*WRITTEN INSTRUCTION*
All records are to be retyped faithfully and completely.

[Extracted data entries]

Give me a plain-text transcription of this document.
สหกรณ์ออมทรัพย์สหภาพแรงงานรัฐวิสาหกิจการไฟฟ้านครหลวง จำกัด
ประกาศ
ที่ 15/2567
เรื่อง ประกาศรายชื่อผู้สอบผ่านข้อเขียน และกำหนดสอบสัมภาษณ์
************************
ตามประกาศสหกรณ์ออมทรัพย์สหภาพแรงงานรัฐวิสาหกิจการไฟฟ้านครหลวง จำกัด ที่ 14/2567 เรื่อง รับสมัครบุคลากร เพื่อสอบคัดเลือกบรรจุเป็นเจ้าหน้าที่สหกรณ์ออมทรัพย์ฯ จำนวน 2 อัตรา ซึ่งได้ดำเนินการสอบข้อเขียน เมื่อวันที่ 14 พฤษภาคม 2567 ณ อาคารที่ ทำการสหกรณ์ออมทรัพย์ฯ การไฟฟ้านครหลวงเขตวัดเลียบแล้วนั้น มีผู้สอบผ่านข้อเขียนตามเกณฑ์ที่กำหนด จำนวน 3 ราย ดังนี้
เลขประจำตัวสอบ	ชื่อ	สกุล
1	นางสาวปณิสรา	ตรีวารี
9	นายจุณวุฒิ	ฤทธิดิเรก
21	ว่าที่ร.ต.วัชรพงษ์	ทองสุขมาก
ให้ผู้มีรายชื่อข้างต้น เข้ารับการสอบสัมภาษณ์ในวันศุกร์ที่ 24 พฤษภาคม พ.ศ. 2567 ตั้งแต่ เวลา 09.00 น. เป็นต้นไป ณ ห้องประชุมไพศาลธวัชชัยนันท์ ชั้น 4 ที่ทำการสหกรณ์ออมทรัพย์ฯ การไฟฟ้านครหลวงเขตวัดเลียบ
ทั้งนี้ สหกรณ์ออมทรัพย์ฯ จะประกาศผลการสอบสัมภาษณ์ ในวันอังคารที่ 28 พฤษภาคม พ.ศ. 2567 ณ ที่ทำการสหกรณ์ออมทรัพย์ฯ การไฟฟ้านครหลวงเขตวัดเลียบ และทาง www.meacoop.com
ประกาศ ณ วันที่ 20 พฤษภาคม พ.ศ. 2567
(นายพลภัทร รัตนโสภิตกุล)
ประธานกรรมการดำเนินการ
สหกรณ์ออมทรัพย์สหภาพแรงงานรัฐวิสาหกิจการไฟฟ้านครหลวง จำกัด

*SOLUTION*
Give me a plain-text transcription of this document.
สหกรณ์ออมทรัพย์สหภาพแรงงานรัฐวิสาหกิจการไฟฟ้านครหลวง จำกัด
ประกาศ
ที่ 15/2567
เรื่อง ประกาศรายชื่อผู้สอบผ่านข้อเขียน และกำหนดสอบสัมภาษณ์
************************
ตามประกาศสหกรณ์ออมทรัพย์สหภาพแรงงานรัฐวิสาหกิจการไฟฟ้านครหลวง จำกัด ที่ 14/2567 เรื่อง รับสมัครบุคลากร เพื่อสอบคัดเลือกบรรจุเป็นเจ้าหน้าที่สหกรณ์ออมทรัพย์ฯ จำนวน 2 อัตรา ซึ่งได้ดำเนินการสอบข้อเขียน เมื่อวันที่ 14 พฤษภาคม 2567 ณ อาคารที่ ทำการสหกรณ์ออมทรัพย์ฯ การไฟฟ้านครหลวงเขตวัดเลียบแล้วนั้น มีผู้สอบผ่านข้อเขียนตามเกณฑ์ที่กำหนด จำนวน 3 ราย ดังนี้
เลขประจำตัวสอบ	ชื่อ	สกุล
1	นางสาวปณิสรา	ตรีวารี
9	นายจุณวุฒิ	ฤทธิดิเรก
21	ว่าที่ร.ต.วัชรพงษ์	ทองสุขมาก
ให้ผู้มีรายชื่อข้างต้น เข้ารับการสอบสัมภาษณ์ในวันศุกร์ที่ 24 พฤษภาคม พ.ศ. 2567 ตั้งแต่ เวลา 09.00 น. เป็นต้นไป ณ ห้องประชุมไพศาลธวัชชัยนันท์ ชั้น 4 ที่ทำการสหกรณ์ออมทรัพย์ฯ การไฟฟ้านครหลวงเขตวัดเลียบ
ทั้งนี้ สหกรณ์ออมทรัพย์ฯ จะประกาศผลการสอบสัมภาษณ์ ในวันอังคารที่ 28 พฤษภาคม พ.ศ. 2567 ณ ที่ทำการสหกรณ์ออมทรัพย์ฯ การไฟฟ้านครหลวงเขตวัดเลียบ และทาง www.meacoop.com
ประกาศ ณ วันที่ 20 พฤษภาคม พ.ศ. 2567
(นายพลภัทร รัตนโสภิตกุล)
ประธานกรรมการดำเนินการ
สหกรณ์ออมทรัพย์สหภาพแรงงานรัฐวิสาหกิจการไฟฟ้านครหลวง จำกัด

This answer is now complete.